# Work to do:
In the data, extract each line that holds the string "استهلالية".

# Source data:

— Begin —

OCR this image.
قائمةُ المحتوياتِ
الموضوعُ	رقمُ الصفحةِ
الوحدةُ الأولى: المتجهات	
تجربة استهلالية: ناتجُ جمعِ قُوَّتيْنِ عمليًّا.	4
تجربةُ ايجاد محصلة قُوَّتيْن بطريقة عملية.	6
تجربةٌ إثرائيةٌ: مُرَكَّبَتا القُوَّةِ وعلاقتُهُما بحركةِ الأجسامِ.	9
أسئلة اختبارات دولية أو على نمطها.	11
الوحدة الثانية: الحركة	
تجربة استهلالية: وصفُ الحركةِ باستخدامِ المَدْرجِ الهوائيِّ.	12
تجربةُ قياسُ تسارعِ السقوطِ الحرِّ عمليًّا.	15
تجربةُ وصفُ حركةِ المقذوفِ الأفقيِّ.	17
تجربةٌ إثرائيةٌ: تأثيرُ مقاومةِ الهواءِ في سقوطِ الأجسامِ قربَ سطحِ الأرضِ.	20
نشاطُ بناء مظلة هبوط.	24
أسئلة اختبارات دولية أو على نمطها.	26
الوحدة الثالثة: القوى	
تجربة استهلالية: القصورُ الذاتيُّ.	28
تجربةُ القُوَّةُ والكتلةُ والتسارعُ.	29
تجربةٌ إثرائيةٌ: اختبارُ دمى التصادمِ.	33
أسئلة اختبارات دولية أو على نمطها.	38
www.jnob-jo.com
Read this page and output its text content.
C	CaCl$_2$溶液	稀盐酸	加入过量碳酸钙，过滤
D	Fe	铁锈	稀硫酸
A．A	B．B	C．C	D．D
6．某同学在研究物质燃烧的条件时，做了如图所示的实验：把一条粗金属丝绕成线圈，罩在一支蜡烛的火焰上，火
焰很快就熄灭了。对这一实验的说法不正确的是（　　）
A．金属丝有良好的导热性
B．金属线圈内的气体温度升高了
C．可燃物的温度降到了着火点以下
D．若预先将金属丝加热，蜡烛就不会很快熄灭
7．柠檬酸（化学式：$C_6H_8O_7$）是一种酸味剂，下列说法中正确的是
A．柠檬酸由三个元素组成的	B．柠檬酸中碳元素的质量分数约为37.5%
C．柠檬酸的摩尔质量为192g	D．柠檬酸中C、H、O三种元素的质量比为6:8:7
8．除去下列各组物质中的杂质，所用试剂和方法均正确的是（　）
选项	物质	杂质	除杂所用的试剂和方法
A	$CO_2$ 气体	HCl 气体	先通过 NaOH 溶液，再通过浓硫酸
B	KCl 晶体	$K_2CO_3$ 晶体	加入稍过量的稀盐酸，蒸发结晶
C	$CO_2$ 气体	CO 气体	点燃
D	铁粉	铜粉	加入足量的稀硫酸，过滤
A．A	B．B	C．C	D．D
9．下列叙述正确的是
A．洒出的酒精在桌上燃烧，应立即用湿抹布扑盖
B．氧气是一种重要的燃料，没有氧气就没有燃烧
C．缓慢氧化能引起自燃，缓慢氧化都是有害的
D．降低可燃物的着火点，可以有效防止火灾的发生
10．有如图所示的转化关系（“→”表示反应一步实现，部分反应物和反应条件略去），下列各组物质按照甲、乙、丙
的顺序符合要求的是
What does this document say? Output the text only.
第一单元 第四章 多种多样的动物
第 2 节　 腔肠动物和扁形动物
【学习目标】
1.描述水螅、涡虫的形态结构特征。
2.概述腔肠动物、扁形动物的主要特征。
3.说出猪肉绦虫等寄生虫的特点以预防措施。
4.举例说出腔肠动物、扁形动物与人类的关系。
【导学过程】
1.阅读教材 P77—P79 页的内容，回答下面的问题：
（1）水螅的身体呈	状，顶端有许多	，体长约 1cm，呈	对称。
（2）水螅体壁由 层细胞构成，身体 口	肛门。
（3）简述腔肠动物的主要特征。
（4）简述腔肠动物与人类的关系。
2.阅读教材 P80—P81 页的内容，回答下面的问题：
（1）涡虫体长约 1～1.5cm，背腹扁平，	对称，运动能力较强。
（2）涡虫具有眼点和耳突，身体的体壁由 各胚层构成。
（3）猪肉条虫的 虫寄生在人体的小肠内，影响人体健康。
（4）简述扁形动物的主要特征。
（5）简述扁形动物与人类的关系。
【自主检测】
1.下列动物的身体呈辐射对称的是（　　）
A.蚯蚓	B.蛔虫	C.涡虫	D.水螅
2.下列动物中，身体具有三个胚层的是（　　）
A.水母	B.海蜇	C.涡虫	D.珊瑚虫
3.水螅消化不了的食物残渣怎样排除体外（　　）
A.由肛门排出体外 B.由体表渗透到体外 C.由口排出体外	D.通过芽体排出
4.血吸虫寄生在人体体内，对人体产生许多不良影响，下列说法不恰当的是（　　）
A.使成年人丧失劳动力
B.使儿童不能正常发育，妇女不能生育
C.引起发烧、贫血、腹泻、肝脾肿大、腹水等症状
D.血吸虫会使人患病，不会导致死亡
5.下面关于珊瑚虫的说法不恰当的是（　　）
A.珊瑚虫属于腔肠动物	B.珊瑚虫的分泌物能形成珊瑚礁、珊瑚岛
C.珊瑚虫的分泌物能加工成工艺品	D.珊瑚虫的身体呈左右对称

— End —

# Output of the task:
تجربة استهلالية: ناتجُ جمعِ قُوَّتيْنِ عمليًّا.	4
تجربة استهلالية: وصفُ الحركةِ باستخدامِ المَدْرجِ الهوائيِّ.	12
تجربة استهلالية: القصورُ الذاتيُّ.	28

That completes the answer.